- Given instruction
Retype the lines below without any change. Begin with the first line and stop after the line that contains "close-icon xyxy=(1842,70,1866,94)", including that line.

- Material provided
___

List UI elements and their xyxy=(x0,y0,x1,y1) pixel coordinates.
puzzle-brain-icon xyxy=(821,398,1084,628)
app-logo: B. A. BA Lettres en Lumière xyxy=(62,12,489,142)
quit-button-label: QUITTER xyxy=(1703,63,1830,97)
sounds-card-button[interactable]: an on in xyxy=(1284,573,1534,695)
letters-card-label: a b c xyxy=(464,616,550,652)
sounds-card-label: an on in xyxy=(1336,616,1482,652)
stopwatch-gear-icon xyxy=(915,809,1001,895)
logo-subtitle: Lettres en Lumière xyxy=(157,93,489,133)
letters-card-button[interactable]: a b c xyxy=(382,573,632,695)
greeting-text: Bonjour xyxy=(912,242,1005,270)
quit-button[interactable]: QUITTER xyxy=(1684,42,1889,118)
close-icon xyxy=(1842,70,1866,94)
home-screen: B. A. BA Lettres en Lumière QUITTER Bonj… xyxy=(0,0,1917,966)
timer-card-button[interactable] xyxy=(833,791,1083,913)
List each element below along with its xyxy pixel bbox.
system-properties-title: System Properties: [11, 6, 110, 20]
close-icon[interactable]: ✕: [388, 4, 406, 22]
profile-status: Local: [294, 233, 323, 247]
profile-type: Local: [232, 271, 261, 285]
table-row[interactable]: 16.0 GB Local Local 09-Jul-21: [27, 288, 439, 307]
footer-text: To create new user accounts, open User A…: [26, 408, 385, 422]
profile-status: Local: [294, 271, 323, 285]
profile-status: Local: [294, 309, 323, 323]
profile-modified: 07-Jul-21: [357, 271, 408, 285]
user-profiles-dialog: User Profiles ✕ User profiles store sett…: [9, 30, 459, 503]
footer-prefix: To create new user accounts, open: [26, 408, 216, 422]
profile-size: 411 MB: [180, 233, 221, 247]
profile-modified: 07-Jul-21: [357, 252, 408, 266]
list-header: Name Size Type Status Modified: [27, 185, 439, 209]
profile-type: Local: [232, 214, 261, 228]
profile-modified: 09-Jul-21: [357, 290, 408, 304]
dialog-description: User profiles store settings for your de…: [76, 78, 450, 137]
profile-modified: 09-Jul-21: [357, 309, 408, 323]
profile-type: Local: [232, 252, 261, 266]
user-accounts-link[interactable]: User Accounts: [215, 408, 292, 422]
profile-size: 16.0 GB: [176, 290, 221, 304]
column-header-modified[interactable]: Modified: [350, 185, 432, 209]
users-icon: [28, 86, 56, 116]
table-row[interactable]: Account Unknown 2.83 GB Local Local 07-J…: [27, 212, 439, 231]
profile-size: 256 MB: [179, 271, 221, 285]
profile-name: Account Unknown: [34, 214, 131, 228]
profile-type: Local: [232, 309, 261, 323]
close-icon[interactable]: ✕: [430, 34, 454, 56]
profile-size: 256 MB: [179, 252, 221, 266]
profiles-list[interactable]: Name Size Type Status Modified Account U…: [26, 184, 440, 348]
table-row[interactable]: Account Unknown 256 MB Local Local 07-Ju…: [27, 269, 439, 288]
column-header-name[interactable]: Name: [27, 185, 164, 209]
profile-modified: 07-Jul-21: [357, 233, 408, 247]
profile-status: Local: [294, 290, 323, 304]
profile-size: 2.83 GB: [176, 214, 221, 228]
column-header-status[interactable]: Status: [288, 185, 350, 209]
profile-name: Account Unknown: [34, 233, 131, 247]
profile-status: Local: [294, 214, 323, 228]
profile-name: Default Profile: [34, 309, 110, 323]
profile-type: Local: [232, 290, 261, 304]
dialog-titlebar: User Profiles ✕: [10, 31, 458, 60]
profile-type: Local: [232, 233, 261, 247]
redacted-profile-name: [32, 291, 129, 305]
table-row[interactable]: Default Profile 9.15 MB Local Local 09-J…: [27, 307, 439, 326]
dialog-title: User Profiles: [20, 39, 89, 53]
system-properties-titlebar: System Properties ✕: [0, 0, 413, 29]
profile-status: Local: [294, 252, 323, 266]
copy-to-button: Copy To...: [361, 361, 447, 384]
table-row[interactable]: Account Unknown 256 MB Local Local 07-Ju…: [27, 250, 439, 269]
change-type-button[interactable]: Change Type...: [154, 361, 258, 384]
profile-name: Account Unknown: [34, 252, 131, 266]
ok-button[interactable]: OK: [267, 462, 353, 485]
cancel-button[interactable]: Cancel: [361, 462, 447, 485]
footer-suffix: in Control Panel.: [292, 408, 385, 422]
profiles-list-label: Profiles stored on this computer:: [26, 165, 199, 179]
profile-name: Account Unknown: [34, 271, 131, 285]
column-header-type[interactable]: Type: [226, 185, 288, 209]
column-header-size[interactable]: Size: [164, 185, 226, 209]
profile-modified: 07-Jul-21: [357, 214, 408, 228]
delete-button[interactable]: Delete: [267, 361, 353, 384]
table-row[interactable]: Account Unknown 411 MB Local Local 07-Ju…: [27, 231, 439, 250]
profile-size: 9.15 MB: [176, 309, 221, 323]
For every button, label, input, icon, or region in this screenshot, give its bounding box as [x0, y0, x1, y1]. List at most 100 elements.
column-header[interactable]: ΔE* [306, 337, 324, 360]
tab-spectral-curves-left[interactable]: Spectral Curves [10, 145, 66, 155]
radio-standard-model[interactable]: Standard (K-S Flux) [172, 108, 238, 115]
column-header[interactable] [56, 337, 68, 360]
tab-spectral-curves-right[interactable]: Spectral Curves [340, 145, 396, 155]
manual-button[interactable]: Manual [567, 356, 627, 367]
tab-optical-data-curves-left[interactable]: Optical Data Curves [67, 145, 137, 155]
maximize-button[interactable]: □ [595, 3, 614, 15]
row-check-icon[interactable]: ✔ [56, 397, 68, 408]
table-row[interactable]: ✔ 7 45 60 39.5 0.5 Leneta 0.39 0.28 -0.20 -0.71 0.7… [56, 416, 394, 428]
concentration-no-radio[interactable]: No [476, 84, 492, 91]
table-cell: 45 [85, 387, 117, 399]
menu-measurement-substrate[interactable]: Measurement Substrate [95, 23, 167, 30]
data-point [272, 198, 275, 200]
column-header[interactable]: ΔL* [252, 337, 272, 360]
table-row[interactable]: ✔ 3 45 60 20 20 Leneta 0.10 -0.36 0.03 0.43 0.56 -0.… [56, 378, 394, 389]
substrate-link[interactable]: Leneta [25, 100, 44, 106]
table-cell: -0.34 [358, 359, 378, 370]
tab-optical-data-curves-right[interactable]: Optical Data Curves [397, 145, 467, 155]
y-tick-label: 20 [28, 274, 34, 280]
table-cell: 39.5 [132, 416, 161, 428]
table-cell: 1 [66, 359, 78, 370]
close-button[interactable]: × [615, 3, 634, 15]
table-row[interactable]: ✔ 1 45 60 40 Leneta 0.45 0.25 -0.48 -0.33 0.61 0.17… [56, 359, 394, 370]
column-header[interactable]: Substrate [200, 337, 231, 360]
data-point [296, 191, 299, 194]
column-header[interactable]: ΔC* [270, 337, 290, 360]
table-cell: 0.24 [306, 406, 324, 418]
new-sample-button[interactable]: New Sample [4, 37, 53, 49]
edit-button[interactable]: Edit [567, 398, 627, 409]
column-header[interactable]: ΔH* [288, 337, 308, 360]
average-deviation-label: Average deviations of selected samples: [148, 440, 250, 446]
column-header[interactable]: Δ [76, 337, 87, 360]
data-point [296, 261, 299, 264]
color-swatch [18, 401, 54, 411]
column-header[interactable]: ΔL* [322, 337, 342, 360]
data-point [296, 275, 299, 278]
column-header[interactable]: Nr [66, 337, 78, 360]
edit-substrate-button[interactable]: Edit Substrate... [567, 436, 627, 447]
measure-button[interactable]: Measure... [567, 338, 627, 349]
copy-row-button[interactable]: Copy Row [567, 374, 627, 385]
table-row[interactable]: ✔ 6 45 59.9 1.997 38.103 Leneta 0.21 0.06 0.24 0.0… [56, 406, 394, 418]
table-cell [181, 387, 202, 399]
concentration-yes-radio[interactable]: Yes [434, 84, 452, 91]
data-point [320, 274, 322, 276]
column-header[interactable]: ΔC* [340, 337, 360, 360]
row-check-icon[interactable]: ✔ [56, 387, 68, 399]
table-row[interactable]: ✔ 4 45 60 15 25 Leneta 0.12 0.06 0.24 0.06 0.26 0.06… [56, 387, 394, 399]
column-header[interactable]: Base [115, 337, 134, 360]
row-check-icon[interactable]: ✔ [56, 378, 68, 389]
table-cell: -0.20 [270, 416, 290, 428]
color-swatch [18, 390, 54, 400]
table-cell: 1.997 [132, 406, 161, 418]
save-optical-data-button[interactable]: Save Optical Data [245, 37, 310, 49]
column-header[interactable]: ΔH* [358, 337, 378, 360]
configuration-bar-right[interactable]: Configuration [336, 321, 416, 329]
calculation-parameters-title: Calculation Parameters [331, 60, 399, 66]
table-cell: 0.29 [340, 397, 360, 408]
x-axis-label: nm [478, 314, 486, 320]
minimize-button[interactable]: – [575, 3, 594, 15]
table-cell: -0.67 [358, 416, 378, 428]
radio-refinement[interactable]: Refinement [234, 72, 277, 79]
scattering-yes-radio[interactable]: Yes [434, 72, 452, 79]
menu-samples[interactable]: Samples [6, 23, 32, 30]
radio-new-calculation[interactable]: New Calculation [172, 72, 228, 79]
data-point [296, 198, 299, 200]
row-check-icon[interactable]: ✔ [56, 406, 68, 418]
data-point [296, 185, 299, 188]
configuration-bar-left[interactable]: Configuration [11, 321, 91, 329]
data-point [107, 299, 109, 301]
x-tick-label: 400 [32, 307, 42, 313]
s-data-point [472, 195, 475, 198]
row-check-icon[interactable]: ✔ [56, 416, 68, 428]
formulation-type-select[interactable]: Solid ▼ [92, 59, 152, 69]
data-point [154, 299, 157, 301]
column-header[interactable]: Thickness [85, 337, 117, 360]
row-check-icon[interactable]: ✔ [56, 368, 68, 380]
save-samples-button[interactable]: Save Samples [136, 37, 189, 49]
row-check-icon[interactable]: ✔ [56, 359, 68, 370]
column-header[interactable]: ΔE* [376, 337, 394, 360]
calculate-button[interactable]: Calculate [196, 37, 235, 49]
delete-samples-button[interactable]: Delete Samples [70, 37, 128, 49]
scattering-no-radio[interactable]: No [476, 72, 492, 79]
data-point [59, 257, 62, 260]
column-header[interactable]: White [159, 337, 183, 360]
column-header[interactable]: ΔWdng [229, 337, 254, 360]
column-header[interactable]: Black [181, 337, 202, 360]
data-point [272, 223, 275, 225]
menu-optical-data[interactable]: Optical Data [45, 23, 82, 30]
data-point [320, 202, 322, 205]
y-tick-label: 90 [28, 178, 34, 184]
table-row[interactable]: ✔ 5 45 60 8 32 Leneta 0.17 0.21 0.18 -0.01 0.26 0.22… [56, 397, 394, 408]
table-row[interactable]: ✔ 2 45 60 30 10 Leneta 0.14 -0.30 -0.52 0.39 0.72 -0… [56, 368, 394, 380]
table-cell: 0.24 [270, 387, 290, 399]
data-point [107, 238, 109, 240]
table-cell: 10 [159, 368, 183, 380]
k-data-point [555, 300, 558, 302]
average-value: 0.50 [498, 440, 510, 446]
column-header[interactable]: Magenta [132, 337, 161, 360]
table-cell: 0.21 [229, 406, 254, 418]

___

- Exercise solution
List UI elements and their xyxy=(x0,y0,x1,y1) pixel coordinates.
puzzle-brain-icon xyxy=(821,398,1084,628)
app-logo: B. A. BA Lettres en Lumière xyxy=(62,12,489,142)
quit-button-label: QUITTER xyxy=(1703,63,1830,97)
sounds-card-button[interactable]: an on in xyxy=(1284,573,1534,695)
letters-card-label: a b c xyxy=(464,616,550,652)
sounds-card-label: an on in xyxy=(1336,616,1482,652)
stopwatch-gear-icon xyxy=(915,809,1001,895)
logo-subtitle: Lettres en Lumière xyxy=(157,93,489,133)
letters-card-button[interactable]: a b c xyxy=(382,573,632,695)
greeting-text: Bonjour xyxy=(912,242,1005,270)
quit-button[interactable]: QUITTER xyxy=(1684,42,1889,118)
close-icon xyxy=(1842,70,1866,94)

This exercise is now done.